■ **Instructions to follow**
Copy out every record below, word for word.

[Dataset records]
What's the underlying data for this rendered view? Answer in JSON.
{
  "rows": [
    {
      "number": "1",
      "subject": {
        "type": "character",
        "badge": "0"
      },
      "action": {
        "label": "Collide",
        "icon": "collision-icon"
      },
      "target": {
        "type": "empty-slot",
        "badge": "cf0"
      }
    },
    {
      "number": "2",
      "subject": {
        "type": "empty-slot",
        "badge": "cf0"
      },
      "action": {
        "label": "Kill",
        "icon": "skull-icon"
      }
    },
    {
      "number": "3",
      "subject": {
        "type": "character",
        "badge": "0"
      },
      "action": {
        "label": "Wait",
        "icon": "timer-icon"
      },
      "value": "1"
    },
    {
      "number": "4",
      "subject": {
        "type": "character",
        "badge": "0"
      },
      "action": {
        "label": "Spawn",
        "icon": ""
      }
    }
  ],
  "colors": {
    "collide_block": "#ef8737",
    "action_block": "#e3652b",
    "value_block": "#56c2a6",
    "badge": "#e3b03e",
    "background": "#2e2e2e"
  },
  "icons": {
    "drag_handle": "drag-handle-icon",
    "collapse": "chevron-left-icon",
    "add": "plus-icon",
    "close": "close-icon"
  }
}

■ **Complete output**
What's the underlying data for this rendered view? Answer in JSON.
{
  "rows": [
    {
      "number": "1",
      "subject": {
        "type": "character",
        "badge": "0"
      },
      "action": {
        "label": "Collide",
        "icon": "collision-icon"
      },
      "target": {
        "type": "empty-slot",
        "badge": "cf0"
      }
    },
    {
      "number": "2",
      "subject": {
        "type": "empty-slot",
        "badge": "cf0"
      },
      "action": {
        "label": "Kill",
        "icon": "skull-icon"
      }
    },
    {
      "number": "3",
      "subject": {
        "type": "character",
        "badge": "0"
      },
      "action": {
        "label": "Wait",
        "icon": "timer-icon"
      },
      "value": "1"
    },
    {
      "number": "4",
      "subject": {
        "type": "character",
        "badge": "0"
      },
      "action": {
        "label": "Spawn",
        "icon": ""
      }
    }
  ],
  "colors": {
    "collide_block": "#ef8737",
    "action_block": "#e3652b",
    "value_block": "#56c2a6",
    "badge": "#e3b03e",
    "background": "#2e2e2e"
  },
  "icons": {
    "drag_handle": "drag-handle-icon",
    "collapse": "chevron-left-icon",
    "add": "plus-icon",
    "close": "close-icon"
  }
}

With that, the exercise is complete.